**AIM OF THE TASK:**
Lift out each line of the data that holds "this".

**SOURCE DATA:**
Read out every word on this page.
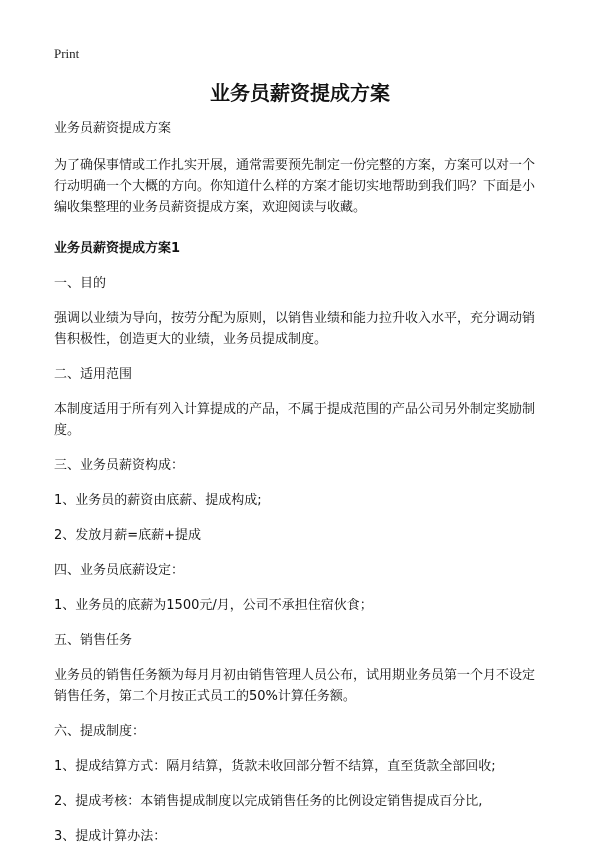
Print
业务员薪资提成方案

业务员薪资提成方案

为了确保事情或工作扎实开展，通常需要预先制定一份完整的方案，方案可以对一个行动明确一个大概的方向。你知道什么样的方案才能切实地帮助到我们吗？下面是小编收集整理的业务员薪资提成方案，欢迎阅读与收藏。

业务员薪资提成方案1

一、目的

强调以业绩为导向，按劳分配为原则，以销售业绩和能力拉升收入水平，充分调动销售积极性，创造更大的业绩，业务员提成制度。

二、适用范围

本制度适用于所有列入计算提成的产品，不属于提成范围的产品公司另外制定奖励制度。

三、业务员薪资构成：

1、业务员的薪资由底薪、提成构成;

2、发放月薪=底薪+提成

四、业务员底薪设定：

1、业务员的底薪为1500元/月，公司不承担住宿伙食；

五、销售任务

业务员的销售任务额为每月月初由销售管理人员公布，试用期业务员第一个月不设定销售任务，第二个月按正式员工的50%计算任务额。

六、提成制度：

1、提成结算方式：隔月结算，货款未收回部分暂不结算，直至货款全部回收;

2、提成考核：本销售提成制度以完成销售任务的比例设定销售提成百分比,

3、提成计算办法：
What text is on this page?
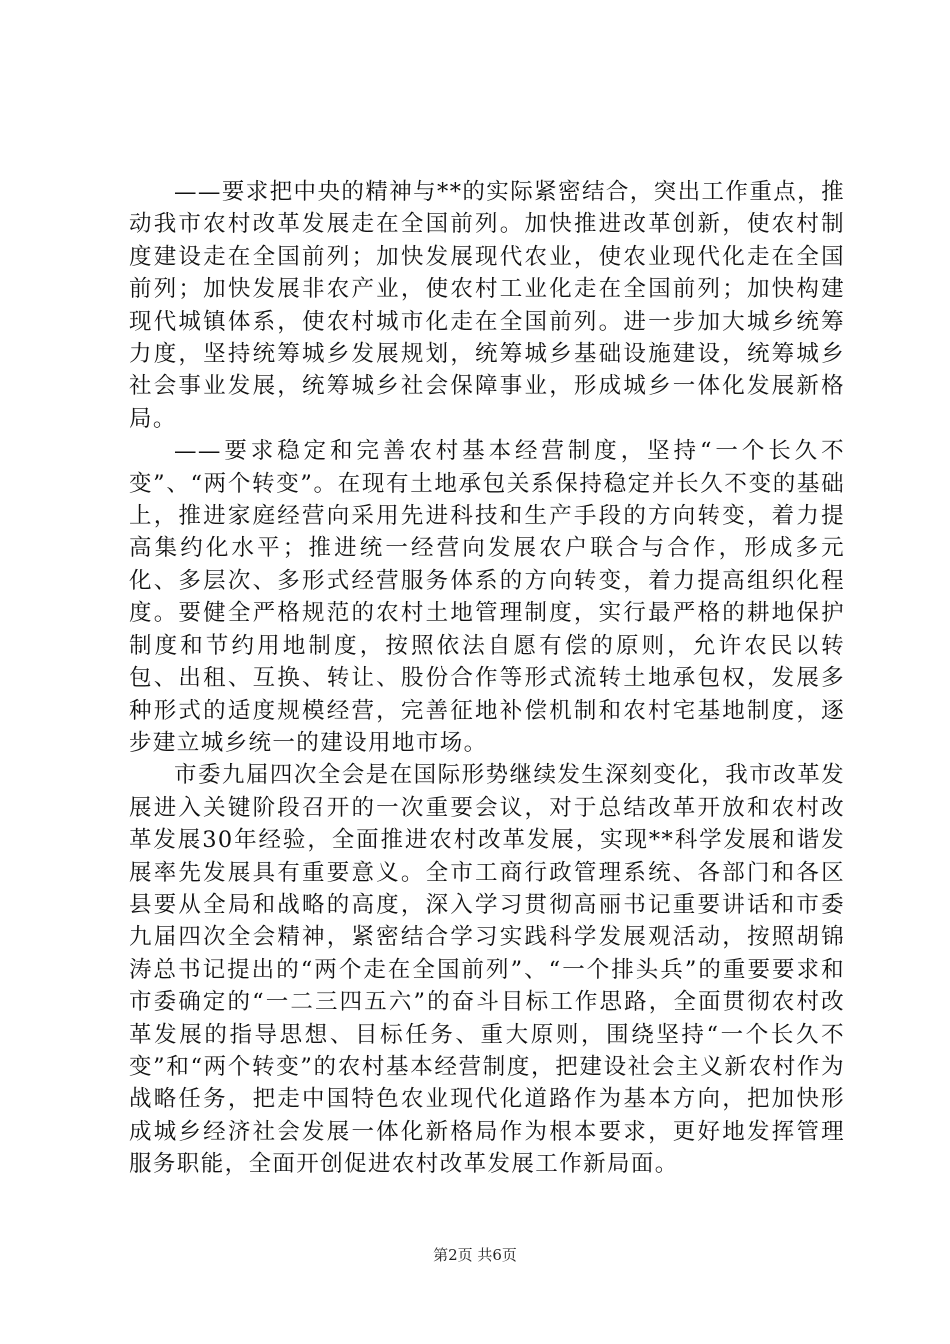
——要求把中央的精神与**的实际紧密结合，突出工作重点，推动我市农村改革发展走在全国前列。加快推进改革创新，使农村制度建设走在全国前列；加快发展现代农业，使农业现代化走在全国前列；加快发展非农产业，使农村工业化走在全国前列；加快构建现代城镇体系，使农村城市化走在全国前列。进一步加大城乡统筹力度，坚持统筹城乡发展规划，统筹城乡基础设施建设，统筹城乡社会事业发展，统筹城乡社会保障事业，形成城乡一体化发展新格局。

——要求稳定和完善农村基本经营制度，坚持“一个长久不变”、“两个转变”。在现有土地承包关系保持稳定并长久不变的基础上，推进家庭经营向采用先进科技和生产手段的方向转变，着力提高集约化水平；推进统一经营向发展农户联合与合作，形成多元化、多层次、多形式经营服务体系的方向转变，着力提高组织化程度。要健全严格规范的农村土地管理制度，实行最严格的耕地保护制度和节约用地制度，按照依法自愿有偿的原则，允许农民以转包、出租、互换、转让、股份合作等形式流转土地承包权，发展多种形式的适度规模经营，完善征地补偿机制和农村宅基地制度，逐步建立城乡统一的建设用地市场。

市委九届四次全会是在国际形势继续发生深刻变化，我市改革发展进入关键阶段召开的一次重要会议，对于总结改革开放和农村改革发展30年经验，全面推进农村改革发展，实现**科学发展和谐发展率先发展具有重要意义。全市工商行政管理系统、各部门和各区县要从全局和战略的高度，深入学习贯彻高丽书记重要讲话和市委九届四次全会精神，紧密结合学习实践科学发展观活动，按照胡锦涛总书记提出的“两个走在全国前列”、“一个排头兵”的重要要求和市委确定的“一二三四五六”的奋斗目标工作思路，全面贯彻农村改革发展的指导思想、目标任务、重大原则，围绕坚持“一个长久不变”和“两个转变”的农村基本经营制度，把建设社会主义新农村作为战略任务，把走中国特色农业现代化道路作为基本方向，把加快形成城乡经济社会发展一体化新格局作为根本要求，更好地发挥管理服务职能，全面开创促进农村改革发展工作新局面。

第2页 共6页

**REPLY:**
Read out every word on this page.
What text is on this page?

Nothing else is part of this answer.